* WHAT THE TASK REQUIRES:
Find the string "Design" in the listing and report every line that has it.

* MATERIAL TO PROCESS:
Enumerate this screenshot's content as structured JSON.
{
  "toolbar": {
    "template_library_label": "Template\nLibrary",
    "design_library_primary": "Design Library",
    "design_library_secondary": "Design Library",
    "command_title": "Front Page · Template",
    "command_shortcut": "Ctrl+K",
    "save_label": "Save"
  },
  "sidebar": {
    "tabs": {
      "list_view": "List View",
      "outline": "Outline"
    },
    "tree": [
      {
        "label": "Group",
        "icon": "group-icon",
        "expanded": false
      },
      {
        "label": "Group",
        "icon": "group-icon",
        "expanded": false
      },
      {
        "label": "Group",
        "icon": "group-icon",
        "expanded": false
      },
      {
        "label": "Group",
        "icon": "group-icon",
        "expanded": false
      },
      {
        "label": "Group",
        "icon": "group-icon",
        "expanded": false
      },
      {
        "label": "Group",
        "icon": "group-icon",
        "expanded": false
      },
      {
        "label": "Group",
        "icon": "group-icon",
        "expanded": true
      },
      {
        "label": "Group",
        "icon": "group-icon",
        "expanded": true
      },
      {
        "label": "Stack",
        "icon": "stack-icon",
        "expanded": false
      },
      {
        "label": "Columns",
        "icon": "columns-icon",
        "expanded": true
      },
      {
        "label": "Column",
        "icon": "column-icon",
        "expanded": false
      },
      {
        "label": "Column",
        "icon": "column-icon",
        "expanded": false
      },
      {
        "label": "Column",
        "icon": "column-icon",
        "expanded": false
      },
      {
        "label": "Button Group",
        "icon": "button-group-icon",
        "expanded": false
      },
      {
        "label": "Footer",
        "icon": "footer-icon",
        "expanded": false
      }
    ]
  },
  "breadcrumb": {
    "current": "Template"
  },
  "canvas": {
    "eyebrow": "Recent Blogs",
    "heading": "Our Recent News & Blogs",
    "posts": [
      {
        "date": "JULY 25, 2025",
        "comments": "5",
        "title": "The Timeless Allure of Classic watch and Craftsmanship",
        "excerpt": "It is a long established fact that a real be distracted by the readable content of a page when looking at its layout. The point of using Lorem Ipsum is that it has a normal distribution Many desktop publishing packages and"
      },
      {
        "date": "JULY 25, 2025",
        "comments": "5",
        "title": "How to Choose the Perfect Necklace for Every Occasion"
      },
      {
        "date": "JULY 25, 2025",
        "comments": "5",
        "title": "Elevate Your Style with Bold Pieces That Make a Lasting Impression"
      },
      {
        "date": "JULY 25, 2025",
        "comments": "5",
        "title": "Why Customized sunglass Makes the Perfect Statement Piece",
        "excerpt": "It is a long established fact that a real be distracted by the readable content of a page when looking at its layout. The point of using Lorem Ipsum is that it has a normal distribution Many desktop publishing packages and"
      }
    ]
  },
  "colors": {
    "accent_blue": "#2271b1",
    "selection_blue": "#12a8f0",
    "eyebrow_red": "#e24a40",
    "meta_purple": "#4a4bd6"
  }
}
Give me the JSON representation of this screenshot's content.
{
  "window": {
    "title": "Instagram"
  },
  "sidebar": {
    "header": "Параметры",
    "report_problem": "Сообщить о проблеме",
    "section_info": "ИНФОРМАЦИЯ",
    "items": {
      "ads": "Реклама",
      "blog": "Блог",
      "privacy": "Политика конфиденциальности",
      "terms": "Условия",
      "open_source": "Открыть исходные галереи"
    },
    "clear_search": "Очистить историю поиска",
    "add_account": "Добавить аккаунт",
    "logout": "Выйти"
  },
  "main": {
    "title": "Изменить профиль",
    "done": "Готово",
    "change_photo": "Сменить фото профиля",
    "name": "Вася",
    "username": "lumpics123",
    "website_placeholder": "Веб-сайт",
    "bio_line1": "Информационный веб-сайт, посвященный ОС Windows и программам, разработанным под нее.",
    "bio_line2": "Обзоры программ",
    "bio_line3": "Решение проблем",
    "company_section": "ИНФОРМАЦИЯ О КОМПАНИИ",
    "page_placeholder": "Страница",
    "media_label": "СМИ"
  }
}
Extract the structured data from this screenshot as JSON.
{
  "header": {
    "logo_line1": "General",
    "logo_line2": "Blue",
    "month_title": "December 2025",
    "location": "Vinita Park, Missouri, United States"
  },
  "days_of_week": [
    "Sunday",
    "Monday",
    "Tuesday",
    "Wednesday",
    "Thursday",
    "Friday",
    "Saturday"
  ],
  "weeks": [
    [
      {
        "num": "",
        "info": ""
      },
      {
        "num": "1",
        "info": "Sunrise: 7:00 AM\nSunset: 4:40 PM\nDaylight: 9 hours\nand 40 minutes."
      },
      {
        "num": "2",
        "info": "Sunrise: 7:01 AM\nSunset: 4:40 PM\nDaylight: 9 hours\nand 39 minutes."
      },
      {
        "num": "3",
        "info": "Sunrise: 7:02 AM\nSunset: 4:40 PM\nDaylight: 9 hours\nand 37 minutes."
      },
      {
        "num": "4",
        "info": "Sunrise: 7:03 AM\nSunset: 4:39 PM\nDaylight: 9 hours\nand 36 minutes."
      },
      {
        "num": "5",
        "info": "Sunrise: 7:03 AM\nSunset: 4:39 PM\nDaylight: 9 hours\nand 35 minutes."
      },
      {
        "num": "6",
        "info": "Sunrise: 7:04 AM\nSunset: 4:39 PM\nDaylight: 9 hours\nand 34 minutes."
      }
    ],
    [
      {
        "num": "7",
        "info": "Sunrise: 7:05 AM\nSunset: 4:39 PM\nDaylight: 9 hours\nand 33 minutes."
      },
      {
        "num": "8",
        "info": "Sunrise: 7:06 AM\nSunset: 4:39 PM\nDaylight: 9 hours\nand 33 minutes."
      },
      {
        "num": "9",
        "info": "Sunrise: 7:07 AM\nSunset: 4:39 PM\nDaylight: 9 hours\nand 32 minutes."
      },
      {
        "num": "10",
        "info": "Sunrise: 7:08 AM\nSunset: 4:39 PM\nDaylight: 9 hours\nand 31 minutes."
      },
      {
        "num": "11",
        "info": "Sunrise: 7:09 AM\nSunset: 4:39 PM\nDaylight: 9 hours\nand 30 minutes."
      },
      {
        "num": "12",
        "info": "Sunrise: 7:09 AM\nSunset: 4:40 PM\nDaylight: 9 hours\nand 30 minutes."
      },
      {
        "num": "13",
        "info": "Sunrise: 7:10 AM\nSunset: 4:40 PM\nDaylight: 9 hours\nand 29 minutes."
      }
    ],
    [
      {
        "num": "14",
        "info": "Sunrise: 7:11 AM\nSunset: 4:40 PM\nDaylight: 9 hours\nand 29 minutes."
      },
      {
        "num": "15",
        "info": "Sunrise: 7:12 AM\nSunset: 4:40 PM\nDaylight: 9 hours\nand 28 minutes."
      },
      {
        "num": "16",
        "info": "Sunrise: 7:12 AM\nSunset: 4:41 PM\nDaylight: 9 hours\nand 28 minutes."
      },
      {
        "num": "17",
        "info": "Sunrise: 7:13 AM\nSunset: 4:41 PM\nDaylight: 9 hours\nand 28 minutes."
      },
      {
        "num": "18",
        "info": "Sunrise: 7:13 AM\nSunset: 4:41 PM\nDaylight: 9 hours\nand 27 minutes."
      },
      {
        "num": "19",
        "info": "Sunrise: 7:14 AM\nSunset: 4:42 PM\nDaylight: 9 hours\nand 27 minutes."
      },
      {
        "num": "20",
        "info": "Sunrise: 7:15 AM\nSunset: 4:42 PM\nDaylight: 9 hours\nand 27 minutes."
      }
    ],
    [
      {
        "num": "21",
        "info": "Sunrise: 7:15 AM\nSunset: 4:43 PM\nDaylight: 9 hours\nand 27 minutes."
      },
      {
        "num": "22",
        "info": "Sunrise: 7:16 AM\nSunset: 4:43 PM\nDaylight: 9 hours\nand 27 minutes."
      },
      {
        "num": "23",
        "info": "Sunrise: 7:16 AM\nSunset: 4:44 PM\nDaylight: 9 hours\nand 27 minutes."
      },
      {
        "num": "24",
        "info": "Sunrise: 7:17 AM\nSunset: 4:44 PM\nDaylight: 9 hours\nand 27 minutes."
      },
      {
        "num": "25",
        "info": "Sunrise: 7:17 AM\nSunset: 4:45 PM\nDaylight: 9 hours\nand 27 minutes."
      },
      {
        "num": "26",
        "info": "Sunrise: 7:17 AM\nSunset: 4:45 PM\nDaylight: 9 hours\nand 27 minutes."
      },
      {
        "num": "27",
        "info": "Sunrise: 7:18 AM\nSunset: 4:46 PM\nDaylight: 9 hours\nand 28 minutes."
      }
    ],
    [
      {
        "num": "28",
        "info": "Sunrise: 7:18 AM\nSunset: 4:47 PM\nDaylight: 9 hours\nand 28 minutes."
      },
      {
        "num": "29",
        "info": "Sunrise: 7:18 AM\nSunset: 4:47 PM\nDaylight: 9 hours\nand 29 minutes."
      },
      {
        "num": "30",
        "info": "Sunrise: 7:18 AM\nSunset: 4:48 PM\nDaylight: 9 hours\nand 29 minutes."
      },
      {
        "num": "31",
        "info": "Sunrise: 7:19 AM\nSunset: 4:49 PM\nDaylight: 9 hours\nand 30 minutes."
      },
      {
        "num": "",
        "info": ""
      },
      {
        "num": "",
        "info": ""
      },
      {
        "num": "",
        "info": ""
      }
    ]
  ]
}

* TASK SOLUTION:
    "design_library_primary": "Design Library",
    "design_library_secondary": "Design Library",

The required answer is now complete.